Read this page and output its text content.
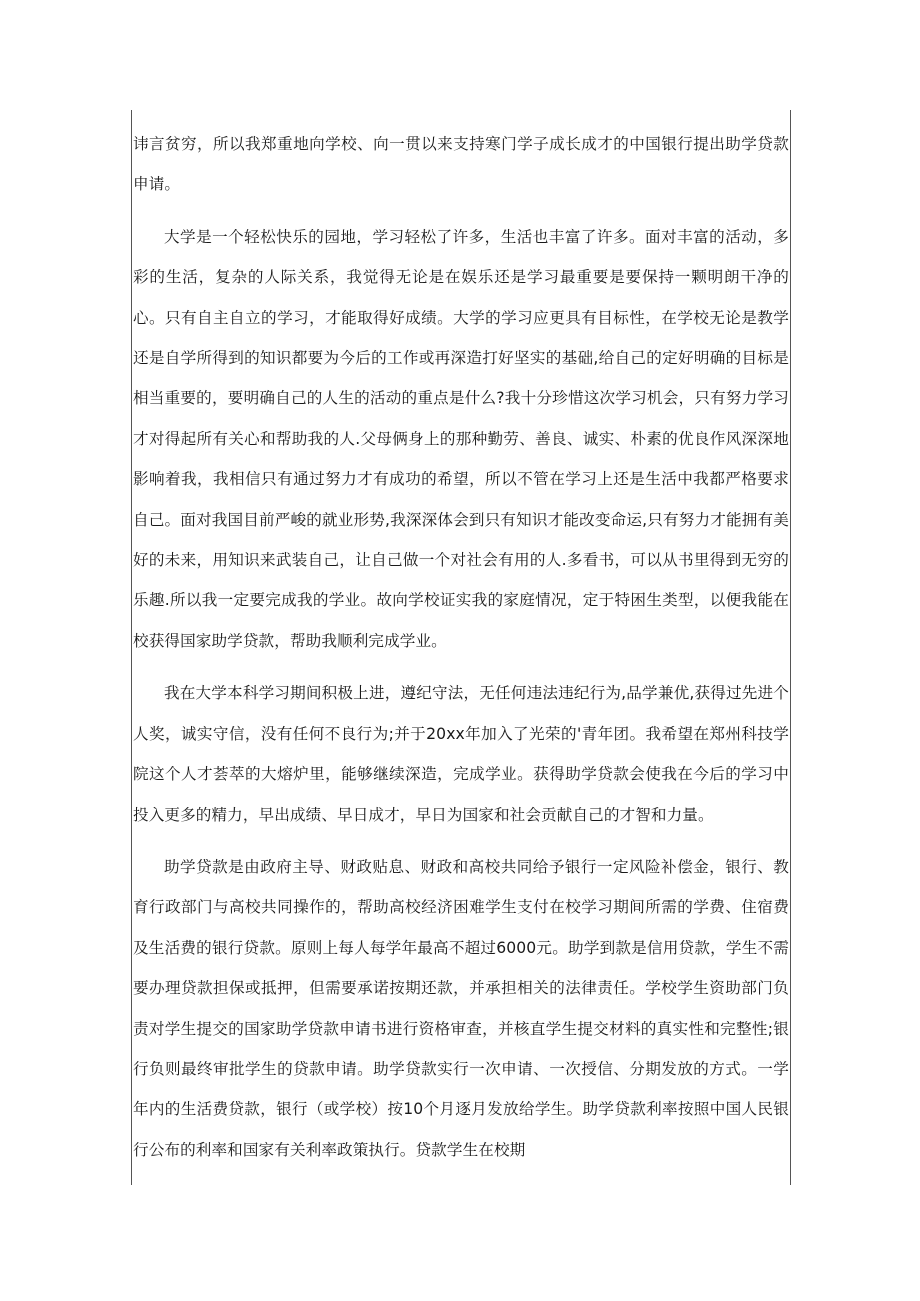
讳言贫穷，所以我郑重地向学校、向一贯以来支持寒门学子成长成才的中国银行提出助学贷款申请。

大学是一个轻松快乐的园地，学习轻松了许多，生活也丰富了许多。面对丰富的活动，多彩的生活，复杂的人际关系，我觉得无论是在娱乐还是学习最重要是要保持一颗明朗干净的心。只有自主自立的学习，才能取得好成绩。大学的学习应更具有目标性，在学校无论是教学还是自学所得到的知识都要为今后的工作或再深造打好坚实的基础,给自己的定好明确的目标是相当重要的，要明确自己的人生的活动的重点是什么?我十分珍惜这次学习机会，只有努力学习才对得起所有关心和帮助我的人.父母俩身上的那种勤劳、善良、诚实、朴素的优良作风深深地影响着我，我相信只有通过努力才有成功的希望，所以不管在学习上还是生活中我都严格要求自己。面对我国目前严峻的就业形势,我深深体会到只有知识才能改变命运,只有努力才能拥有美好的未来，用知识来武装自己，让自己做一个对社会有用的人.多看书，可以从书里得到无穷的乐趣.所以我一定要完成我的学业。故向学校证实我的家庭情况，定于特困生类型，以便我能在校获得国家助学贷款，帮助我顺利完成学业。

我在大学本科学习期间积极上进，遵纪守法，无任何违法违纪行为,品学兼优,获得过先进个人奖，诚实守信，没有任何不良行为;并于20xx年加入了光荣的'青年团。我希望在郑州科技学院这个人才荟萃的大熔炉里，能够继续深造，完成学业。获得助学贷款会使我在今后的学习中投入更多的精力，早出成绩、早日成才，早日为国家和社会贡献自己的才智和力量。

助学贷款是由政府主导、财政贴息、财政和高校共同给予银行一定风险补偿金，银行、教育行政部门与高校共同操作的，帮助高校经济困难学生支付在校学习期间所需的学费、住宿费及生活费的银行贷款。原则上每人每学年最高不超过6000元。助学到款是信用贷款，学生不需要办理贷款担保或抵押，但需要承诺按期还款，并承担相关的法律责任。学校学生资助部门负责对学生提交的国家助学贷款申请书进行资格审查，并核直学生提交材料的真实性和完整性;银行负则最终审批学生的贷款申请。助学贷款实行一次申请、一次授信、分期发放的方式。一学年内的生活费贷款，银行（或学校）按10个月逐月发放给学生。助学贷款利率按照中国人民银行公布的利率和国家有关利率政策执行。贷款学生在校期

+++

■ **Challenge**: Leave out the pictures and retype every line above exactly.

■ **Written response**:
Read this page and output its text content.
讳言贫穷，所以我郑重地向学校、向一贯以来支持寒门学子成长成才的中国银行提出助学贷款申请。

大学是一个轻松快乐的园地，学习轻松了许多，生活也丰富了许多。面对丰富的活动，多彩的生活，复杂的人际关系，我觉得无论是在娱乐还是学习最重要是要保持一颗明朗干净的心。只有自主自立的学习，才能取得好成绩。大学的学习应更具有目标性，在学校无论是教学还是自学所得到的知识都要为今后的工作或再深造打好坚实的基础,给自己的定好明确的目标是相当重要的，要明确自己的人生的活动的重点是什么?我十分珍惜这次学习机会，只有努力学习才对得起所有关心和帮助我的人.父母俩身上的那种勤劳、善良、诚实、朴素的优良作风深深地影响着我，我相信只有通过努力才有成功的希望，所以不管在学习上还是生活中我都严格要求自己。面对我国目前严峻的就业形势,我深深体会到只有知识才能改变命运,只有努力才能拥有美好的未来，用知识来武装自己，让自己做一个对社会有用的人.多看书，可以从书里得到无穷的乐趣.所以我一定要完成我的学业。故向学校证实我的家庭情况，定于特困生类型，以便我能在校获得国家助学贷款，帮助我顺利完成学业。

我在大学本科学习期间积极上进，遵纪守法，无任何违法违纪行为,品学兼优,获得过先进个人奖，诚实守信，没有任何不良行为;并于20xx年加入了光荣的'青年团。我希望在郑州科技学院这个人才荟萃的大熔炉里，能够继续深造，完成学业。获得助学贷款会使我在今后的学习中投入更多的精力，早出成绩、早日成才，早日为国家和社会贡献自己的才智和力量。

助学贷款是由政府主导、财政贴息、财政和高校共同给予银行一定风险补偿金，银行、教育行政部门与高校共同操作的，帮助高校经济困难学生支付在校学习期间所需的学费、住宿费及生活费的银行贷款。原则上每人每学年最高不超过6000元。助学到款是信用贷款，学生不需要办理贷款担保或抵押，但需要承诺按期还款，并承担相关的法律责任。学校学生资助部门负责对学生提交的国家助学贷款申请书进行资格审查，并核直学生提交材料的真实性和完整性;银行负则最终审批学生的贷款申请。助学贷款实行一次申请、一次授信、分期发放的方式。一学年内的生活费贷款，银行（或学校）按10个月逐月发放给学生。助学贷款利率按照中国人民银行公布的利率和国家有关利率政策执行。贷款学生在校期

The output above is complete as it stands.